═════ Records provided

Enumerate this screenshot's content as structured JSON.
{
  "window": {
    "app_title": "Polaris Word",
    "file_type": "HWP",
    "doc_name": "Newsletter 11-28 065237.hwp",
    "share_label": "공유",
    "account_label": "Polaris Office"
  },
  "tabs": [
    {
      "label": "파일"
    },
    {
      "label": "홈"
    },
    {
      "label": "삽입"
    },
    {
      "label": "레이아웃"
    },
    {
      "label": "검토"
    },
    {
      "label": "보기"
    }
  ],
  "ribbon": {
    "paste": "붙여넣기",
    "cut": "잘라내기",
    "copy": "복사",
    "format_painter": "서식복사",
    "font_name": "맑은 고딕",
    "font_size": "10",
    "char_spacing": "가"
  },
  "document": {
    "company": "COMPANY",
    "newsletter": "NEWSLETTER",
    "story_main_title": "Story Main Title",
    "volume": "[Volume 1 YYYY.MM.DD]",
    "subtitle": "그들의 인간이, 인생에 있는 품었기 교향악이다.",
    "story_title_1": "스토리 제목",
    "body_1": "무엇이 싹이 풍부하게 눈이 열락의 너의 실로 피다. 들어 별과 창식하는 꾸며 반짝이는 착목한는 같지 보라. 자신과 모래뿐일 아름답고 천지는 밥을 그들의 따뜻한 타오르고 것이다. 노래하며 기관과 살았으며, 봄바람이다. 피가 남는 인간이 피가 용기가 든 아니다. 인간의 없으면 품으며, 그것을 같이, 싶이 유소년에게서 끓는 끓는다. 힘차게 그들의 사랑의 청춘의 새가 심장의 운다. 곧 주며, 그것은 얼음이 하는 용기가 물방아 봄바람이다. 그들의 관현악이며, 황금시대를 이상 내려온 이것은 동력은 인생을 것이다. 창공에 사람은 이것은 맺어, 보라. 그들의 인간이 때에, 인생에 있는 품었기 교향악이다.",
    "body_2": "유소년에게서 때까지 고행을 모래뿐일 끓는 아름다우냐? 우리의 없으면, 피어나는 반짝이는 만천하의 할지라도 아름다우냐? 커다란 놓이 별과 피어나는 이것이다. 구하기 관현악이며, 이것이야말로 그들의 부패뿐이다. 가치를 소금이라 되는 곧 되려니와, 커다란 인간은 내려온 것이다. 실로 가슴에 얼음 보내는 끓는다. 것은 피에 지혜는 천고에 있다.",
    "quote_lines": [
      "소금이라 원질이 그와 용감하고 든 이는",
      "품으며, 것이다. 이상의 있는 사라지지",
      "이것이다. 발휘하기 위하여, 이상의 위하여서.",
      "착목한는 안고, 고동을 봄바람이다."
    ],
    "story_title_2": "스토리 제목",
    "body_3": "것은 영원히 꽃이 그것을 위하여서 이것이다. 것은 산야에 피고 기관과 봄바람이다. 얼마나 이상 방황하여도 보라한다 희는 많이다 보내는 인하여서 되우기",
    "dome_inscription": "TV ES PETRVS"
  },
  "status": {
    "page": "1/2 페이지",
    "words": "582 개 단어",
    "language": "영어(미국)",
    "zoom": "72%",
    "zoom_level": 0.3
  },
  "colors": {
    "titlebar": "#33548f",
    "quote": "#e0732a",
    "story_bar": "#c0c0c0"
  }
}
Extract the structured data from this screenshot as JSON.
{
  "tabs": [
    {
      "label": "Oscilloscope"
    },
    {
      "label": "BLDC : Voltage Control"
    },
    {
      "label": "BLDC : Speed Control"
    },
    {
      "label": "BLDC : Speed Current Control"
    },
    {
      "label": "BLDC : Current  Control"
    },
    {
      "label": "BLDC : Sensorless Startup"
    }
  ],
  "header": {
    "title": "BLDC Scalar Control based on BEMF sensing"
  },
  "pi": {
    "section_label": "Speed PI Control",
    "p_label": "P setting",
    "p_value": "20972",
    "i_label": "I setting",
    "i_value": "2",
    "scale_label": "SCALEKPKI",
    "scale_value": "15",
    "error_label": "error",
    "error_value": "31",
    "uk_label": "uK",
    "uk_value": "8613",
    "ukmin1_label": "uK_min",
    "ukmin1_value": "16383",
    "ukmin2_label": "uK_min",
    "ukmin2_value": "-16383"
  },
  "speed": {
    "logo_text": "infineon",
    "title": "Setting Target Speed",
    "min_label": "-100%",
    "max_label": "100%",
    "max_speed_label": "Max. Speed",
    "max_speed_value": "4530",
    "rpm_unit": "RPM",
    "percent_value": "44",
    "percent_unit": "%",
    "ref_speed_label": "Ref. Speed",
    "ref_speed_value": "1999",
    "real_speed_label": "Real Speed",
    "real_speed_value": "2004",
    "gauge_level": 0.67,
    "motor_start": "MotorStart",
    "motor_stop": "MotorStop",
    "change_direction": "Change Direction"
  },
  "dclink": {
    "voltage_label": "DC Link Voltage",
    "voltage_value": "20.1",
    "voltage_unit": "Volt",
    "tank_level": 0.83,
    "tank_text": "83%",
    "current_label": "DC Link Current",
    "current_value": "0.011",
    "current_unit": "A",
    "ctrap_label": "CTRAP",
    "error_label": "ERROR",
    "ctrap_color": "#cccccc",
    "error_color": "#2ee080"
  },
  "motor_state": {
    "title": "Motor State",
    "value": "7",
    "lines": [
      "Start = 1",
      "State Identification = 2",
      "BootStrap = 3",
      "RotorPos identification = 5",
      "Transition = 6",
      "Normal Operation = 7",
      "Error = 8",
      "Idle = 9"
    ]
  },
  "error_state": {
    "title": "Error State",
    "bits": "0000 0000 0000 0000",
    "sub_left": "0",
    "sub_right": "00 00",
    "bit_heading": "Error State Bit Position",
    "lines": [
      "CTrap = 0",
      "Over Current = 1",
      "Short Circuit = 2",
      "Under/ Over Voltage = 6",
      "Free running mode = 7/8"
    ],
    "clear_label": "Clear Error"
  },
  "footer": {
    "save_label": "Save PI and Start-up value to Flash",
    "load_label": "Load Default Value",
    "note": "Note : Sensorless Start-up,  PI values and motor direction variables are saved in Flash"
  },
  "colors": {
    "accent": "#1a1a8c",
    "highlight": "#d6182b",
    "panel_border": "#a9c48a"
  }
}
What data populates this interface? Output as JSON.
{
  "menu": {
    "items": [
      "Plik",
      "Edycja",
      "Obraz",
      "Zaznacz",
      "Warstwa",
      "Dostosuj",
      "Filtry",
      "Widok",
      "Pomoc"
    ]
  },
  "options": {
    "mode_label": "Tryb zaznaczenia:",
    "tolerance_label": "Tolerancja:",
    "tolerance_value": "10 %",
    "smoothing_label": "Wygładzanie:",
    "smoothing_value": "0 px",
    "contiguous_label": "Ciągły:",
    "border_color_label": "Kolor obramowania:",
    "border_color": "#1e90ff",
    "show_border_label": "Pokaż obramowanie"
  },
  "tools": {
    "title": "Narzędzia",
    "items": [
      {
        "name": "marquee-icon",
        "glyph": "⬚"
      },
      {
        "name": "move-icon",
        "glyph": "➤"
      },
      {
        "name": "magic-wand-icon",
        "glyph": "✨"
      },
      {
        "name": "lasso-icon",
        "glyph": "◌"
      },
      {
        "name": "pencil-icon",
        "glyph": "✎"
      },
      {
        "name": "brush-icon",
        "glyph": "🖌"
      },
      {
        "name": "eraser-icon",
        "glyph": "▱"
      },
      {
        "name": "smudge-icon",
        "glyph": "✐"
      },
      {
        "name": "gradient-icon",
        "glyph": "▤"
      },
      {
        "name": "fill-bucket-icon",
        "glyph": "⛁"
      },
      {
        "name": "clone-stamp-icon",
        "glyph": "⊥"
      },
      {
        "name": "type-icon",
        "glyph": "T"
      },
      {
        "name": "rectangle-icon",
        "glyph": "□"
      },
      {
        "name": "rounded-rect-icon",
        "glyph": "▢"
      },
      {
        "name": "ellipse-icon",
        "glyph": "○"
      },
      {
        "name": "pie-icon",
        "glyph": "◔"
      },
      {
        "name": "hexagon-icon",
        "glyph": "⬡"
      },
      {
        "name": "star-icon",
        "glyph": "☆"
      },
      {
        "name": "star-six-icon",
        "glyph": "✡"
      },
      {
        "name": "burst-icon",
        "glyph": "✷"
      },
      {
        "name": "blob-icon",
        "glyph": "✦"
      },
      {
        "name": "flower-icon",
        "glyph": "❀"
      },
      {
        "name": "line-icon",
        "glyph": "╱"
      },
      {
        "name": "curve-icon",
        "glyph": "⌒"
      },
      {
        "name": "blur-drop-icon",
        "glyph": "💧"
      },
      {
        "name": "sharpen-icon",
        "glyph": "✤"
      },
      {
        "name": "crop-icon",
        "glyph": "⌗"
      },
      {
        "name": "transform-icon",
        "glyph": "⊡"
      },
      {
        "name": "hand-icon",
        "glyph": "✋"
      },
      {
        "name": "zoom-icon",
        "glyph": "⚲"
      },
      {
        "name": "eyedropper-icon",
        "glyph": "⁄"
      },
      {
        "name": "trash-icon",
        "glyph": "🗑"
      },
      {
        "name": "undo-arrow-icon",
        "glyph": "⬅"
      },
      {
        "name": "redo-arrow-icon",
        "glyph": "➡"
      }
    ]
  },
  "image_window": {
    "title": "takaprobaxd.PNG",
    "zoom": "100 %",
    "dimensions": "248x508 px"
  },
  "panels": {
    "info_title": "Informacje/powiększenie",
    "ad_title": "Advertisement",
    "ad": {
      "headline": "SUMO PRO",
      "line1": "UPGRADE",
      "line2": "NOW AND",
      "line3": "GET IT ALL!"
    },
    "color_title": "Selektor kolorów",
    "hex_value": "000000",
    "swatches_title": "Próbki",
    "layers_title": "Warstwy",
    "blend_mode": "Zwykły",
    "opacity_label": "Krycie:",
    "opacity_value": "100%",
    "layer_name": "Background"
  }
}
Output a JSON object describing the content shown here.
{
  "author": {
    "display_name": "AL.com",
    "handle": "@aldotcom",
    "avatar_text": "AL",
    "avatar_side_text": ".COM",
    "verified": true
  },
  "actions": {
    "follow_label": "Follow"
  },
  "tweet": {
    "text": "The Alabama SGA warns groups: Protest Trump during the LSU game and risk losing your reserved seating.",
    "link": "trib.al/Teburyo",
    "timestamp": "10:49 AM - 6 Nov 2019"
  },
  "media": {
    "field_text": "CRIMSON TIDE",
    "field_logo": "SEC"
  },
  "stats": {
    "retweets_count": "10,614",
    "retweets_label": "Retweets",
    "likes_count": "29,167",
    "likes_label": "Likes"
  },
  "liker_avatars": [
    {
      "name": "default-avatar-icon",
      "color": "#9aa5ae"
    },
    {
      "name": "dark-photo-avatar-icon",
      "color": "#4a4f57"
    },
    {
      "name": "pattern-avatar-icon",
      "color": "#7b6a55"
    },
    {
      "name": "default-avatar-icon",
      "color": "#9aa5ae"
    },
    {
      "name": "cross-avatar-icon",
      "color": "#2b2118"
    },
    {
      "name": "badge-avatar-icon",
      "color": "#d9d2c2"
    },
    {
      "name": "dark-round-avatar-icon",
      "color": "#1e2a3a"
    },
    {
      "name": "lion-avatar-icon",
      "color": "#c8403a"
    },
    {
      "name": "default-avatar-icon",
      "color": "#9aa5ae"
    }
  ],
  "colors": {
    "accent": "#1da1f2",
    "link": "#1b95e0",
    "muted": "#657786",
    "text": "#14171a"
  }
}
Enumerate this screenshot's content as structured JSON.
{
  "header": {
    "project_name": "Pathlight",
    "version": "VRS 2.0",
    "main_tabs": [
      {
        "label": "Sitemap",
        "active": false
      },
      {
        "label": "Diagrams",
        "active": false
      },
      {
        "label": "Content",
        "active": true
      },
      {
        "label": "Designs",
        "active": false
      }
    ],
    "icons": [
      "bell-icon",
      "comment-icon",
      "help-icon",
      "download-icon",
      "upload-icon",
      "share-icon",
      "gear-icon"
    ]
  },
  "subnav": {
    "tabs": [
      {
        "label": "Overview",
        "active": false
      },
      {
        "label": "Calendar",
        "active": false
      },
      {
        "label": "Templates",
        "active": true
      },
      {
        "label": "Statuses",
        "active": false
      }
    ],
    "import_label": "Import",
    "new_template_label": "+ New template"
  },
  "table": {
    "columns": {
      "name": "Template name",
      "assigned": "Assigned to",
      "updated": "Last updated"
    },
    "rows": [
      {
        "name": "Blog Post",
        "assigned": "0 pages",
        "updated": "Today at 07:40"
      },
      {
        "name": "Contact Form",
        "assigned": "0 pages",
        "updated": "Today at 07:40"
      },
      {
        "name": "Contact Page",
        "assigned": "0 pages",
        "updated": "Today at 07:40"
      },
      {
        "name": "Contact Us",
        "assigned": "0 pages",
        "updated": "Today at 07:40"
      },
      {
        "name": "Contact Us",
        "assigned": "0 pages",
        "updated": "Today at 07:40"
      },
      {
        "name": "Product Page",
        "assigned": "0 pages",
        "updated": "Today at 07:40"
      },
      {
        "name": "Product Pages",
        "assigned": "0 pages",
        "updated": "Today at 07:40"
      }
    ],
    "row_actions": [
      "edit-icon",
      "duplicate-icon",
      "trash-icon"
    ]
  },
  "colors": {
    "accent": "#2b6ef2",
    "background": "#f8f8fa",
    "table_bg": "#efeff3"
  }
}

══════════

## Prompt
From the data above, copy each line that holds "BLDC".

## Answer to the task
      "label": "BLDC : Voltage Control"
      "label": "BLDC : Speed Control"
      "label": "BLDC : Speed Current Control"
      "label": "BLDC : Current  Control"
      "label": "BLDC : Sensorless Startup"
    "title": "BLDC Scalar Control based on BEMF sensing"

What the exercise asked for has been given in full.